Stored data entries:
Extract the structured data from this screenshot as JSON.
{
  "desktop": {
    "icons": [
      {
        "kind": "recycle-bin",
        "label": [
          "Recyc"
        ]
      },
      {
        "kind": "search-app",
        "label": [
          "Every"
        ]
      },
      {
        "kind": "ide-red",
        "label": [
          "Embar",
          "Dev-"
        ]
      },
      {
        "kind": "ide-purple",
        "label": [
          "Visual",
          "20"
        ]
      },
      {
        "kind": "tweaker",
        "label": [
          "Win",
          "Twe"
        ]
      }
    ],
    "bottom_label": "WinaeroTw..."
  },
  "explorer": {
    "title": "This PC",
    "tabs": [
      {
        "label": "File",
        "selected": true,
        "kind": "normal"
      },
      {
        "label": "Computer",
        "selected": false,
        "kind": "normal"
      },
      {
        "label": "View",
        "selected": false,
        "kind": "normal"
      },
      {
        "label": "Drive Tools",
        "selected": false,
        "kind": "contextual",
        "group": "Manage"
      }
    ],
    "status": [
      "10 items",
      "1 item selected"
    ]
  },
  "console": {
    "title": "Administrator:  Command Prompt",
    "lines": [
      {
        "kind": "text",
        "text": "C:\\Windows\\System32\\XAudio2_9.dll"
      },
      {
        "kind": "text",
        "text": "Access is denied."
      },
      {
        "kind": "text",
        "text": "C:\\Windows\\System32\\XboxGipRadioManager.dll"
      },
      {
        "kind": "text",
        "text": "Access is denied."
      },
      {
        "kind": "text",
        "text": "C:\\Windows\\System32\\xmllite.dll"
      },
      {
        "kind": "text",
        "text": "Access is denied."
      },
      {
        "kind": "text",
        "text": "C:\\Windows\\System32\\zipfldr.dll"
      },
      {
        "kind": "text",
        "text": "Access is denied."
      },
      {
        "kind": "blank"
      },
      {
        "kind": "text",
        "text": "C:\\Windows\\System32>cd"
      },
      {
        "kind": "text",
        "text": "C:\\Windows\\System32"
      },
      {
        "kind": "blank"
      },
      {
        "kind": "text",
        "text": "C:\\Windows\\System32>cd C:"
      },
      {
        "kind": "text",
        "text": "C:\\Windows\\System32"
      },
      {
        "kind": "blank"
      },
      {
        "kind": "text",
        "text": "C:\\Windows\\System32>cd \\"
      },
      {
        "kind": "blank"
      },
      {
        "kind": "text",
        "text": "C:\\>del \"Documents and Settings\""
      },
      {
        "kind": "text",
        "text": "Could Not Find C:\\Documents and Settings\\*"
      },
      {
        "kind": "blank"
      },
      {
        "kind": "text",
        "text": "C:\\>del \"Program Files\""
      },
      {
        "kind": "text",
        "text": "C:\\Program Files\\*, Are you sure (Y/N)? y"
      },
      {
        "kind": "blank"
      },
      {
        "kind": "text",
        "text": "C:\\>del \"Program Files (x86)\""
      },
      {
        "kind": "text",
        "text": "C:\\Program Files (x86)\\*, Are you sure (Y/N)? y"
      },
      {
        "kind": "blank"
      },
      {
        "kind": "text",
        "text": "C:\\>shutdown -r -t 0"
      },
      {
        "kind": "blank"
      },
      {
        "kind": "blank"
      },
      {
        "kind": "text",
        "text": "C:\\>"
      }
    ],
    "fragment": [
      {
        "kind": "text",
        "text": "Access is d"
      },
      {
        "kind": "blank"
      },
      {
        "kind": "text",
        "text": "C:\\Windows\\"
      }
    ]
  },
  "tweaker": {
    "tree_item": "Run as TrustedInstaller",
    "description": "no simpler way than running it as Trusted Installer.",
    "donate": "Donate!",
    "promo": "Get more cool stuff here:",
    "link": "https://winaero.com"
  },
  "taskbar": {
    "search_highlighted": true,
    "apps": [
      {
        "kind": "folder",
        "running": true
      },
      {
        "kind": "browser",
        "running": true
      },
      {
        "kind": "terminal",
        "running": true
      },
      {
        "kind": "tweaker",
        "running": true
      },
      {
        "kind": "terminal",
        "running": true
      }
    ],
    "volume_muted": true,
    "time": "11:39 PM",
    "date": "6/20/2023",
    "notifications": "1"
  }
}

* WRITTEN REQUEST
Print every record above exactly as written.

* THE SOLUTION
Extract the structured data from this screenshot as JSON.
{
  "desktop": {
    "icons": [
      {
        "kind": "recycle-bin",
        "label": [
          "Recyc"
        ]
      },
      {
        "kind": "search-app",
        "label": [
          "Every"
        ]
      },
      {
        "kind": "ide-red",
        "label": [
          "Embar",
          "Dev-"
        ]
      },
      {
        "kind": "ide-purple",
        "label": [
          "Visual",
          "20"
        ]
      },
      {
        "kind": "tweaker",
        "label": [
          "Win",
          "Twe"
        ]
      }
    ],
    "bottom_label": "WinaeroTw..."
  },
  "explorer": {
    "title": "This PC",
    "tabs": [
      {
        "label": "File",
        "selected": true,
        "kind": "normal"
      },
      {
        "label": "Computer",
        "selected": false,
        "kind": "normal"
      },
      {
        "label": "View",
        "selected": false,
        "kind": "normal"
      },
      {
        "label": "Drive Tools",
        "selected": false,
        "kind": "contextual",
        "group": "Manage"
      }
    ],
    "status": [
      "10 items",
      "1 item selected"
    ]
  },
  "console": {
    "title": "Administrator:  Command Prompt",
    "lines": [
      {
        "kind": "text",
        "text": "C:\\Windows\\System32\\XAudio2_9.dll"
      },
      {
        "kind": "text",
        "text": "Access is denied."
      },
      {
        "kind": "text",
        "text": "C:\\Windows\\System32\\XboxGipRadioManager.dll"
      },
      {
        "kind": "text",
        "text": "Access is denied."
      },
      {
        "kind": "text",
        "text": "C:\\Windows\\System32\\xmllite.dll"
      },
      {
        "kind": "text",
        "text": "Access is denied."
      },
      {
        "kind": "text",
        "text": "C:\\Windows\\System32\\zipfldr.dll"
      },
      {
        "kind": "text",
        "text": "Access is denied."
      },
      {
        "kind": "blank"
      },
      {
        "kind": "text",
        "text": "C:\\Windows\\System32>cd"
      },
      {
        "kind": "text",
        "text": "C:\\Windows\\System32"
      },
      {
        "kind": "blank"
      },
      {
        "kind": "text",
        "text": "C:\\Windows\\System32>cd C:"
      },
      {
        "kind": "text",
        "text": "C:\\Windows\\System32"
      },
      {
        "kind": "blank"
      },
      {
        "kind": "text",
        "text": "C:\\Windows\\System32>cd \\"
      },
      {
        "kind": "blank"
      },
      {
        "kind": "text",
        "text": "C:\\>del \"Documents and Settings\""
      },
      {
        "kind": "text",
        "text": "Could Not Find C:\\Documents and Settings\\*"
      },
      {
        "kind": "blank"
      },
      {
        "kind": "text",
        "text": "C:\\>del \"Program Files\""
      },
      {
        "kind": "text",
        "text": "C:\\Program Files\\*, Are you sure (Y/N)? y"
      },
      {
        "kind": "blank"
      },
      {
        "kind": "text",
        "text": "C:\\>del \"Program Files (x86)\""
      },
      {
        "kind": "text",
        "text": "C:\\Program Files (x86)\\*, Are you sure (Y/N)? y"
      },
      {
        "kind": "blank"
      },
      {
        "kind": "text",
        "text": "C:\\>shutdown -r -t 0"
      },
      {
        "kind": "blank"
      },
      {
        "kind": "blank"
      },
      {
        "kind": "text",
        "text": "C:\\>"
      }
    ],
    "fragment": [
      {
        "kind": "text",
        "text": "Access is d"
      },
      {
        "kind": "blank"
      },
      {
        "kind": "text",
        "text": "C:\\Windows\\"
      }
    ]
  },
  "tweaker": {
    "tree_item": "Run as TrustedInstaller",
    "description": "no simpler way than running it as Trusted Installer.",
    "donate": "Donate!",
    "promo": "Get more cool stuff here:",
    "link": "https://winaero.com"
  },
  "taskbar": {
    "search_highlighted": true,
    "apps": [
      {
        "kind": "folder",
        "running": true
      },
      {
        "kind": "browser",
        "running": true
      },
      {
        "kind": "terminal",
        "running": true
      },
      {
        "kind": "tweaker",
        "running": true
      },
      {
        "kind": "terminal",
        "running": true
      }
    ],
    "volume_muted": true,
    "time": "11:39 PM",
    "date": "6/20/2023",
    "notifications": "1"
  }
}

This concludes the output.